Output every entry exactly as written.

[Items from a figure collection]
----
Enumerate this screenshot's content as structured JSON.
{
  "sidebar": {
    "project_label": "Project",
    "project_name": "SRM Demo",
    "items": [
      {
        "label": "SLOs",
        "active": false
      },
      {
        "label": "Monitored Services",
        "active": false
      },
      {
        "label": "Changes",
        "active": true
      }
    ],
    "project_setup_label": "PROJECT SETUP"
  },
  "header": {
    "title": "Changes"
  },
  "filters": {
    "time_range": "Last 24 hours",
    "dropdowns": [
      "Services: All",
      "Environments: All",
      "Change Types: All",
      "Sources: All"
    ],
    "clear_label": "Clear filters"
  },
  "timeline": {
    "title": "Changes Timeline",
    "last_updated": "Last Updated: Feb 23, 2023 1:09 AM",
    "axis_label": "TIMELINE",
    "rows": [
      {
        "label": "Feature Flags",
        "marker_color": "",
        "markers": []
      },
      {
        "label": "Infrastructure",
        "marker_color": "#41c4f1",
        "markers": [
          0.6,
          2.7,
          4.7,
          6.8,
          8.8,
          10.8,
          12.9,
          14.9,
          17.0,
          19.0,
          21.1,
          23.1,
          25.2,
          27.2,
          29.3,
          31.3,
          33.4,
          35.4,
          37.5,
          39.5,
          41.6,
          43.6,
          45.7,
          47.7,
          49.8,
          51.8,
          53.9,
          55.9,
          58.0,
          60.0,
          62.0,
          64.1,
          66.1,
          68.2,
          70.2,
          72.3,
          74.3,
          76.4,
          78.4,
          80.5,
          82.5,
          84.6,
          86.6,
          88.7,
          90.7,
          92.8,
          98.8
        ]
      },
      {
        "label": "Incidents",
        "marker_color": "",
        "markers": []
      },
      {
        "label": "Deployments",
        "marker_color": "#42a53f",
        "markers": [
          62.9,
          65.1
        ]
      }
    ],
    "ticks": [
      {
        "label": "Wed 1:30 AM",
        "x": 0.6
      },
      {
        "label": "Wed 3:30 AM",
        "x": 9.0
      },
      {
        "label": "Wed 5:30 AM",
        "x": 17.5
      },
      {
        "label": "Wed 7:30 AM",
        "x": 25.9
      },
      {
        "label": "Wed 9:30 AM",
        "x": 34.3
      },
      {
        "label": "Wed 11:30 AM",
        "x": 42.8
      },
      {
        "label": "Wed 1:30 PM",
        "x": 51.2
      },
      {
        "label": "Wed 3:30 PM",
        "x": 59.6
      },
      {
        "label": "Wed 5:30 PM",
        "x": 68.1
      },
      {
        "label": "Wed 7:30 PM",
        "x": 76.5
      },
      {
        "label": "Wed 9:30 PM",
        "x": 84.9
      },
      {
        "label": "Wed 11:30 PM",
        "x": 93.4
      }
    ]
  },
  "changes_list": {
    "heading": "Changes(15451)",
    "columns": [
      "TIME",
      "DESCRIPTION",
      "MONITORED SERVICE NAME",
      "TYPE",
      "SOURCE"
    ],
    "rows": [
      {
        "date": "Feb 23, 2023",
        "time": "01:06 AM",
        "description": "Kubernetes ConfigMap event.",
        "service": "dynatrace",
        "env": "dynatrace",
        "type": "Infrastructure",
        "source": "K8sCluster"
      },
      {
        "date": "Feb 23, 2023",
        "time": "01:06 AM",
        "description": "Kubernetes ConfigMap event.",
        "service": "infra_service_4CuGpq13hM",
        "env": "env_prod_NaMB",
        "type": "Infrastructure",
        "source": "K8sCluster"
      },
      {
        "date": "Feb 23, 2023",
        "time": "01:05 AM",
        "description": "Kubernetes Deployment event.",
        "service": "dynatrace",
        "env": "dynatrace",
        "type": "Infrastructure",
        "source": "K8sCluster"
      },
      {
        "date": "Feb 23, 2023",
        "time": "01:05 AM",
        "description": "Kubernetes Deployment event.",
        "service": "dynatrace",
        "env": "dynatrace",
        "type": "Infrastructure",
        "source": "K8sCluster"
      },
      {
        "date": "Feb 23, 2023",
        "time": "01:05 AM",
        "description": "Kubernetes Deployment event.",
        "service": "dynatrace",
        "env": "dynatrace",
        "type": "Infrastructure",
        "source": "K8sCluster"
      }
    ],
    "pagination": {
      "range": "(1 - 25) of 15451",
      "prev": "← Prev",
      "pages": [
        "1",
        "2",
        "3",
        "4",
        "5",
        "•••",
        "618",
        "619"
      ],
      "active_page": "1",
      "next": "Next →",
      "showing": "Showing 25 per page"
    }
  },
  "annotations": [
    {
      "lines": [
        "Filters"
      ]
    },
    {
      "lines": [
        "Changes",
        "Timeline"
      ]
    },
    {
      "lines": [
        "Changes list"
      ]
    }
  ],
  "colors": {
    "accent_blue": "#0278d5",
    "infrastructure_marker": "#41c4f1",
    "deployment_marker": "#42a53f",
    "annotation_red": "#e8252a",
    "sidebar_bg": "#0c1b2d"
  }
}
----
Expected answer.
Enumerate this screenshot's content as structured JSON.
{
  "sidebar": {
    "project_label": "Project",
    "project_name": "SRM Demo",
    "items": [
      {
        "label": "SLOs",
        "active": false
      },
      {
        "label": "Monitored Services",
        "active": false
      },
      {
        "label": "Changes",
        "active": true
      }
    ],
    "project_setup_label": "PROJECT SETUP"
  },
  "header": {
    "title": "Changes"
  },
  "filters": {
    "time_range": "Last 24 hours",
    "dropdowns": [
      "Services: All",
      "Environments: All",
      "Change Types: All",
      "Sources: All"
    ],
    "clear_label": "Clear filters"
  },
  "timeline": {
    "title": "Changes Timeline",
    "last_updated": "Last Updated: Feb 23, 2023 1:09 AM",
    "axis_label": "TIMELINE",
    "rows": [
      {
        "label": "Feature Flags",
        "marker_color": "",
        "markers": []
      },
      {
        "label": "Infrastructure",
        "marker_color": "#41c4f1",
        "markers": [
          0.6,
          2.7,
          4.7,
          6.8,
          8.8,
          10.8,
          12.9,
          14.9,
          17.0,
          19.0,
          21.1,
          23.1,
          25.2,
          27.2,
          29.3,
          31.3,
          33.4,
          35.4,
          37.5,
          39.5,
          41.6,
          43.6,
          45.7,
          47.7,
          49.8,
          51.8,
          53.9,
          55.9,
          58.0,
          60.0,
          62.0,
          64.1,
          66.1,
          68.2,
          70.2,
          72.3,
          74.3,
          76.4,
          78.4,
          80.5,
          82.5,
          84.6,
          86.6,
          88.7,
          90.7,
          92.8,
          98.8
        ]
      },
      {
        "label": "Incidents",
        "marker_color": "",
        "markers": []
      },
      {
        "label": "Deployments",
        "marker_color": "#42a53f",
        "markers": [
          62.9,
          65.1
        ]
      }
    ],
    "ticks": [
      {
        "label": "Wed 1:30 AM",
        "x": 0.6
      },
      {
        "label": "Wed 3:30 AM",
        "x": 9.0
      },
      {
        "label": "Wed 5:30 AM",
        "x": 17.5
      },
      {
        "label": "Wed 7:30 AM",
        "x": 25.9
      },
      {
        "label": "Wed 9:30 AM",
        "x": 34.3
      },
      {
        "label": "Wed 11:30 AM",
        "x": 42.8
      },
      {
        "label": "Wed 1:30 PM",
        "x": 51.2
      },
      {
        "label": "Wed 3:30 PM",
        "x": 59.6
      },
      {
        "label": "Wed 5:30 PM",
        "x": 68.1
      },
      {
        "label": "Wed 7:30 PM",
        "x": 76.5
      },
      {
        "label": "Wed 9:30 PM",
        "x": 84.9
      },
      {
        "label": "Wed 11:30 PM",
        "x": 93.4
      }
    ]
  },
  "changes_list": {
    "heading": "Changes(15451)",
    "columns": [
      "TIME",
      "DESCRIPTION",
      "MONITORED SERVICE NAME",
      "TYPE",
      "SOURCE"
    ],
    "rows": [
      {
        "date": "Feb 23, 2023",
        "time": "01:06 AM",
        "description": "Kubernetes ConfigMap event.",
        "service": "dynatrace",
        "env": "dynatrace",
        "type": "Infrastructure",
        "source": "K8sCluster"
      },
      {
        "date": "Feb 23, 2023",
        "time": "01:06 AM",
        "description": "Kubernetes ConfigMap event.",
        "service": "infra_service_4CuGpq13hM",
        "env": "env_prod_NaMB",
        "type": "Infrastructure",
        "source": "K8sCluster"
      },
      {
        "date": "Feb 23, 2023",
        "time": "01:05 AM",
        "description": "Kubernetes Deployment event.",
        "service": "dynatrace",
        "env": "dynatrace",
        "type": "Infrastructure",
        "source": "K8sCluster"
      },
      {
        "date": "Feb 23, 2023",
        "time": "01:05 AM",
        "description": "Kubernetes Deployment event.",
        "service": "dynatrace",
        "env": "dynatrace",
        "type": "Infrastructure",
        "source": "K8sCluster"
      },
      {
        "date": "Feb 23, 2023",
        "time": "01:05 AM",
        "description": "Kubernetes Deployment event.",
        "service": "dynatrace",
        "env": "dynatrace",
        "type": "Infrastructure",
        "source": "K8sCluster"
      }
    ],
    "pagination": {
      "range": "(1 - 25) of 15451",
      "prev": "← Prev",
      "pages": [
        "1",
        "2",
        "3",
        "4",
        "5",
        "•••",
        "618",
        "619"
      ],
      "active_page": "1",
      "next": "Next →",
      "showing": "Showing 25 per page"
    }
  },
  "annotations": [
    {
      "lines": [
        "Filters"
      ]
    },
    {
      "lines": [
        "Changes",
        "Timeline"
      ]
    },
    {
      "lines": [
        "Changes list"
      ]
    }
  ],
  "colors": {
    "accent_blue": "#0278d5",
    "infrastructure_marker": "#41c4f1",
    "deployment_marker": "#42a53f",
    "annotation_red": "#e8252a",
    "sidebar_bg": "#0c1b2d"
  }
}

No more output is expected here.